Travel to San Diego – Episode 494

categories: USA Travel

Travel to San Diego, California - Amateur Traveler Episode 494

Hear about travel to San Diego as the Amateur Traveler talks to Mike from about this beautiful city in Southern California.

Mike used to live in San Diego and continues to travel regularly over the years. Mike says, “I think San Diego is one of my favorite big cities in the U.S. For starters, the weather is simply fantastic year round. There are so many activities that you won’t even begin to scratch the surface during a week long trip. Of course there are the famous attractions like SeaWorld, the San Diego Zoo, Seaport Village and Legoland, but there are a lot of other lesser known sites and attractions such as the Wild Animal Safari Park or Birch Aquarium. ”

For a week long stay Mike recommends staying in 3 different locations to experience 3 different aspects of the city: Coronado Island, Downtown and La Jolla.
● ● ● ●
__Required actions__
a – Answer these from the San Diego travel page:
(i) What episode number is this?
(ii) Which two lesser known attractions does Mike name?
(iii) In which three places does Mike suggest staying during a week-long visit?
b – From the San Diego travel page, return everything from "Travel to San Diego –" down to "in Southern California.".

__Given data__
● ● ● ●
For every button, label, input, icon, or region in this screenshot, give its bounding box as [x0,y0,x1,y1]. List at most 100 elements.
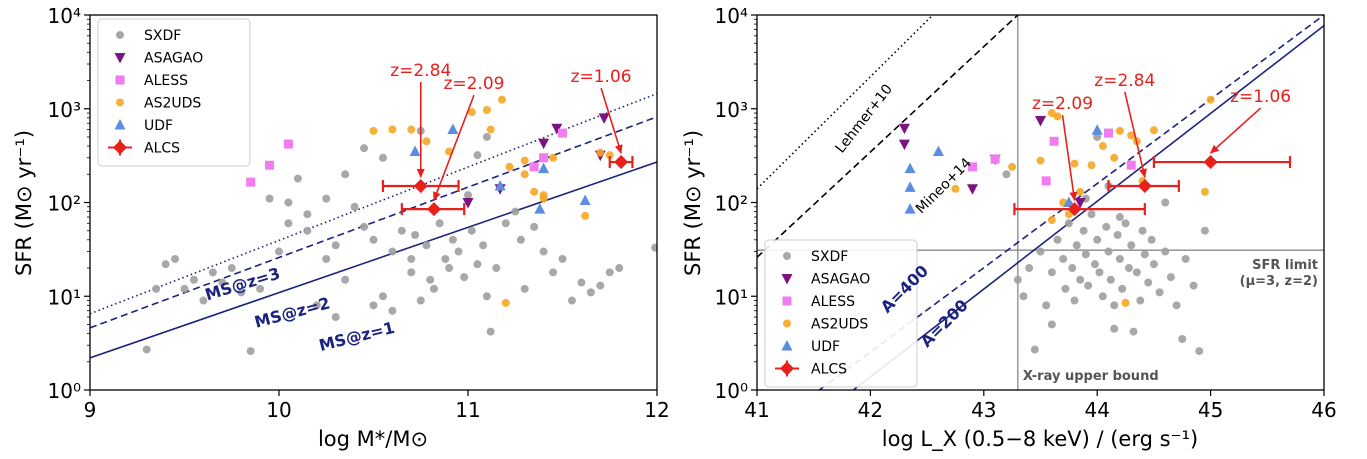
point-as2uds [1149,126,1158,135]
point-as2uds [951,184,960,193]
annotation-z-2-84: z=2.84 [1094,71,1155,91]
right-x-tick-label: 43 [971,398,996,422]
left-x-tick-label: 9 [84,398,97,422]
point-udf [904,162,916,174]
point-sxdf [180,284,189,293]
panel-left: z=2.84z=2.09 z=1.06 9 10 11 12 10⁰ 10¹ 10² 10³ 10… [12,4,670,451]
point-sxdf [388,306,397,315]
right-x-tick-label: 45 [1198,398,1223,422]
point-aless [558,128,567,138]
point-sxdf [407,268,416,277]
left-x-tick-label: 12 [644,398,669,422]
point-sxdf [1118,284,1127,293]
point-sxdf [1036,247,1045,256]
point-sxdf [516,235,525,244]
point-sxdf [1093,132,1102,141]
point-as2uds [605,151,614,160]
point-sxdf [312,301,321,310]
point-sxdf [479,241,488,250]
point-sxdf [1110,324,1119,333]
point-sxdf [1064,219,1073,228]
point-as2uds [539,194,548,203]
point-sxdf [1136,296,1145,305]
right-x-axis-label: log L_X (0.5−8 keV) / (erg s⁻¹) [882,427,1199,452]
point-sxdf [1115,254,1124,263]
point-sxdf [1047,320,1056,329]
point-sxdf [218,278,227,287]
point-sxdf [303,210,312,219]
legend-label-as2uds: AS2UDS [144,96,201,112]
point-sxdf [237,288,246,297]
point-udf [904,203,916,214]
point-as2uds [482,105,491,114]
point-sxdf [1181,254,1190,263]
annotation-arrow [1124,91,1147,178]
point-as2uds [1008,162,1017,171]
point-sxdf [577,278,586,287]
point-sxdf [467,226,476,235]
point-sxdf [1140,250,1149,259]
point-sxdf [378,292,387,301]
right-x-tick-label: 46 [1311,398,1336,422]
legend-marker-asagao [781,274,793,285]
point-sxdf [1030,345,1039,354]
point-sxdf [1110,301,1119,310]
point-sxdf [1090,260,1099,269]
sfr-limit-label: SFR limit [1252,258,1318,273]
point-sxdf [596,281,605,290]
point-sxdf [341,170,350,179]
point-sxdf [1061,284,1070,293]
point-as2uds [1115,126,1124,135]
point-sxdf [1189,281,1198,290]
point-sxdf [303,226,312,235]
point-as2uds [505,162,514,171]
line-label-ms-z-2: MS@z=2 [252,293,332,331]
point-sxdf [1106,275,1115,284]
legend-label-udf: UDF [144,118,173,134]
point-aless [529,162,539,172]
point-sxdf [369,301,378,310]
point-udf [904,181,916,192]
point-asagao [898,123,910,135]
point-sxdf [530,222,539,231]
right-x-tick-label: 41 [744,398,769,422]
point-udf [1091,124,1103,135]
point-sxdf [567,296,576,305]
point-as2uds [1206,95,1215,104]
right-x-tick-label: 42 [858,398,883,422]
point-sxdf [1147,235,1156,244]
point-sxdf [411,231,420,240]
point-as2uds [520,156,529,165]
point-sxdf [1093,235,1102,244]
point-sxdf [331,313,340,322]
point-as2uds [1087,161,1096,170]
point-asagao [462,198,474,209]
point-sxdf [1079,226,1088,235]
point-as2uds [1200,187,1209,196]
point-sxdf [1166,273,1175,282]
point-aless [265,160,275,170]
left-legend-items: SXDF ASAGAO ALESS AS2UDS UDF ALCS [108,28,203,157]
point-sxdf [1124,264,1133,273]
point-asagao [966,184,978,195]
point-alcs [1067,202,1082,217]
left-y-axis-label: SFR (M⊙ yr⁻¹) [12,130,36,276]
point-aless [967,162,977,172]
point-sxdf [416,296,425,305]
point-sxdf [445,264,454,273]
point-sxdf [1161,198,1170,207]
right-y-tick-label: 10³ [715,98,748,122]
point-sxdf [1172,301,1181,310]
point-as2uds [369,126,378,135]
right-y-tick-label: 10¹ [715,285,748,309]
point-sxdf [1132,268,1141,277]
point-alcs [426,202,441,217]
point-sxdf [1072,241,1081,250]
left-x-tick-label: 10 [266,398,291,422]
legend-label-alcs: ALCS [811,362,847,378]
legend-label-aless: ALESS [811,294,855,310]
point-udf [1063,196,1075,207]
line-lehmer-10 [757,15,934,190]
point-sxdf [492,264,501,273]
point-sxdf [501,219,510,228]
● ● ● ●
__Answers for this exercise__
a –
(i) 494
(ii) The Wild Animal Safari Park and Birch Aquarium
(iii) Coronado Island, Downtown and La Jolla

b –
Travel to San Diego – Episode 494

categories: USA Travel

Travel to San Diego, California - Amateur Traveler Episode 494

Hear about travel to San Diego as the Amateur Traveler talks to Mike from about this beautiful city in Southern California.